Where a line contains the word "JSON", copy that line.

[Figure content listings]
━━━━━━━━
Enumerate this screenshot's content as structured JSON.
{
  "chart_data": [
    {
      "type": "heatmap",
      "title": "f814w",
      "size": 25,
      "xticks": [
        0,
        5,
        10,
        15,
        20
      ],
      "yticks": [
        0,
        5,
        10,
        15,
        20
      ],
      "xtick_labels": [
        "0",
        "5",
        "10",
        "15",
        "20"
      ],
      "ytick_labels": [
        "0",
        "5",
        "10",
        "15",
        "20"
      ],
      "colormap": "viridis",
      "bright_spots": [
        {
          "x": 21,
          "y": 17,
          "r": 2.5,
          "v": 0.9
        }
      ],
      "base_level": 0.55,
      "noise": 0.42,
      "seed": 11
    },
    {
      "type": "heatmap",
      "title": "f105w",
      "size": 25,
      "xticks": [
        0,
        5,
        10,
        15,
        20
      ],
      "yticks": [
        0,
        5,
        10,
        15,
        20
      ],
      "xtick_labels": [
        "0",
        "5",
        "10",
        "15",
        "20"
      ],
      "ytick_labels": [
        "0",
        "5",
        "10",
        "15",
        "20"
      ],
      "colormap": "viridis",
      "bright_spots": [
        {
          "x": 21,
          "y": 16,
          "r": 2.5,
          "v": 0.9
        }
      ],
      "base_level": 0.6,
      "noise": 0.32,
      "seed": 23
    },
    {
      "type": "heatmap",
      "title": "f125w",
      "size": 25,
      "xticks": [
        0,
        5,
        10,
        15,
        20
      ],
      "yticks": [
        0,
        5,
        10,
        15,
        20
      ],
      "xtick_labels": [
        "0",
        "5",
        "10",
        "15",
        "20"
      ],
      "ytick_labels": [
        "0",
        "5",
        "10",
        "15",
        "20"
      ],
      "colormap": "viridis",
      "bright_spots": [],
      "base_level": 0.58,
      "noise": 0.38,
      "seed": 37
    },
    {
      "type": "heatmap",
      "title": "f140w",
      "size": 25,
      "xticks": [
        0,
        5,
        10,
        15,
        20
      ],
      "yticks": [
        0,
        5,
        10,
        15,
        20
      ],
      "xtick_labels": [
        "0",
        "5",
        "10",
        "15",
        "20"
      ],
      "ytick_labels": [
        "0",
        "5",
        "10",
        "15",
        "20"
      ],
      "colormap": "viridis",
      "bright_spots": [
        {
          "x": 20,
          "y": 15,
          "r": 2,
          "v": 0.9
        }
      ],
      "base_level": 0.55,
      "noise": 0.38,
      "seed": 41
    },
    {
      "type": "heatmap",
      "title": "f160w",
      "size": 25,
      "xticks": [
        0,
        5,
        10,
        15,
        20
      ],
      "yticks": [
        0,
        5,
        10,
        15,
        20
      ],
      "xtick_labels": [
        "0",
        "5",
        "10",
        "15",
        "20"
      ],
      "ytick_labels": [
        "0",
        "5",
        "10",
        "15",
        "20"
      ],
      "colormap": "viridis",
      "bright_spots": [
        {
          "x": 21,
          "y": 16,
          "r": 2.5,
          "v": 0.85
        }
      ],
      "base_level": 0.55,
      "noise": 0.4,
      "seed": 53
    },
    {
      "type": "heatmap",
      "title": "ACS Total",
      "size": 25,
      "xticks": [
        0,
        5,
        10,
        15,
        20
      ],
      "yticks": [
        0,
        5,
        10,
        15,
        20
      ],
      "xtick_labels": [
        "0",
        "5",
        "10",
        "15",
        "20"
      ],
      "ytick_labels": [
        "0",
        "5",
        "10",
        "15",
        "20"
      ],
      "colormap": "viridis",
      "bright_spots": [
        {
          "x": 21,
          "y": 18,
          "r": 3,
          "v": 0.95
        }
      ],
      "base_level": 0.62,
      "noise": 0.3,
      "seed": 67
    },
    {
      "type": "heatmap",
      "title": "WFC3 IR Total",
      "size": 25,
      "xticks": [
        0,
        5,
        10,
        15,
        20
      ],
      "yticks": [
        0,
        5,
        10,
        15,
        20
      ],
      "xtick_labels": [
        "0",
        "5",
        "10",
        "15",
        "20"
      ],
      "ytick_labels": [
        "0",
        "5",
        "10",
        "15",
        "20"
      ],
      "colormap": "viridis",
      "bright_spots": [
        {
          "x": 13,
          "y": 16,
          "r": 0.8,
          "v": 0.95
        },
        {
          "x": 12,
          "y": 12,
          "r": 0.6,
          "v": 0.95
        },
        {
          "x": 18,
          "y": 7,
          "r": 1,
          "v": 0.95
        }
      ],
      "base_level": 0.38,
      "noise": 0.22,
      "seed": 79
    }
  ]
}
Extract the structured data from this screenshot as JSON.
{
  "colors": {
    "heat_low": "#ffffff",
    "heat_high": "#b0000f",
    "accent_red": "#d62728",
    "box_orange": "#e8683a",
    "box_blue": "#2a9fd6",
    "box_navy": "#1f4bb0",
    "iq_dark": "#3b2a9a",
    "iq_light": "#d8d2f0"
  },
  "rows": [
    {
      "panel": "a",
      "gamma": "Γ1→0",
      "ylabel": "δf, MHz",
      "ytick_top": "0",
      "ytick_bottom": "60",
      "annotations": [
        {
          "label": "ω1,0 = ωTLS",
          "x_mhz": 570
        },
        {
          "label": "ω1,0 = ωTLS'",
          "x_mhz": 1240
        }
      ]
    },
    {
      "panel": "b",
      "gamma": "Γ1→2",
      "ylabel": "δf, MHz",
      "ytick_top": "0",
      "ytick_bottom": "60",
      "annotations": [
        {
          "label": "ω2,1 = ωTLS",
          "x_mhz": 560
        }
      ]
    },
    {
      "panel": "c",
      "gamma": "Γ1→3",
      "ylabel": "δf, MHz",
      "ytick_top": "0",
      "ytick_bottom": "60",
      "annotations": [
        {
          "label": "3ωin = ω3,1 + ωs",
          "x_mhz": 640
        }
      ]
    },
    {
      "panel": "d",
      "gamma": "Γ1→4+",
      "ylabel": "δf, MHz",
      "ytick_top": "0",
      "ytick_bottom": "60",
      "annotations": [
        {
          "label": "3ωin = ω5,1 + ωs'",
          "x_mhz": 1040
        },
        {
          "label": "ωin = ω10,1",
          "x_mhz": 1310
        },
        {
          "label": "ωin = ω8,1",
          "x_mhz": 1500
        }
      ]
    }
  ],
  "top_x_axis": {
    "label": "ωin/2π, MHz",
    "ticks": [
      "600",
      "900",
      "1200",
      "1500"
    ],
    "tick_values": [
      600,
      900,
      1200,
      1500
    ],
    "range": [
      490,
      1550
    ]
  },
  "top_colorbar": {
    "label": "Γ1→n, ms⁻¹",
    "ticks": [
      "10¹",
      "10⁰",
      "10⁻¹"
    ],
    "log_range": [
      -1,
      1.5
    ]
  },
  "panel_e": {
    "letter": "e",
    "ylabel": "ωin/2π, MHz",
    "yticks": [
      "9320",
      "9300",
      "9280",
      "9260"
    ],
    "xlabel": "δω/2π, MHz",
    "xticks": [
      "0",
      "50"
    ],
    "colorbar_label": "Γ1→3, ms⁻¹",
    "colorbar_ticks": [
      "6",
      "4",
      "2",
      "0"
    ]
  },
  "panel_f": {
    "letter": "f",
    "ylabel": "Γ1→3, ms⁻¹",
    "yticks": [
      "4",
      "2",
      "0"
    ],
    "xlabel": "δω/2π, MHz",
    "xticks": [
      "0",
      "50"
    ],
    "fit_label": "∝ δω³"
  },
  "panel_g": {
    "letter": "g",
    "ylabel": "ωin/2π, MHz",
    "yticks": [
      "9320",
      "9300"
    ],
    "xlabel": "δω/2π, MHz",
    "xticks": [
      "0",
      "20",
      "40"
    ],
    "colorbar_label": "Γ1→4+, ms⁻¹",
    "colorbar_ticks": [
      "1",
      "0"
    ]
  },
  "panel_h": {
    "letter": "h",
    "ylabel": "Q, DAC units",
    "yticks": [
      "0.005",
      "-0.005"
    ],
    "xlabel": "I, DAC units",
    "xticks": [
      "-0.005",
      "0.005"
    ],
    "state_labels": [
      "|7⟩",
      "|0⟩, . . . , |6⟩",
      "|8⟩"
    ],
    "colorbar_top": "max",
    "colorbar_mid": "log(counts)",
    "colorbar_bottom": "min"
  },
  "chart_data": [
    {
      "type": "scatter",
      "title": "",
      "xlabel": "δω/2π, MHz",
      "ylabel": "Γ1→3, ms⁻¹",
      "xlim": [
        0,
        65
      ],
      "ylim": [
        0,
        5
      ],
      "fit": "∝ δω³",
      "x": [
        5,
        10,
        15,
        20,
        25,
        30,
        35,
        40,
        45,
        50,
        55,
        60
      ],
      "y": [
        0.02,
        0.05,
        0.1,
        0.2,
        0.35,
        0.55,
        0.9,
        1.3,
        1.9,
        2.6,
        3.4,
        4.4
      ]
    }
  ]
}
━━━━━━━━
(Output for this exercise):
Enumerate this screenshot's content as structured JSON.
Extract the structured data from this screenshot as JSON.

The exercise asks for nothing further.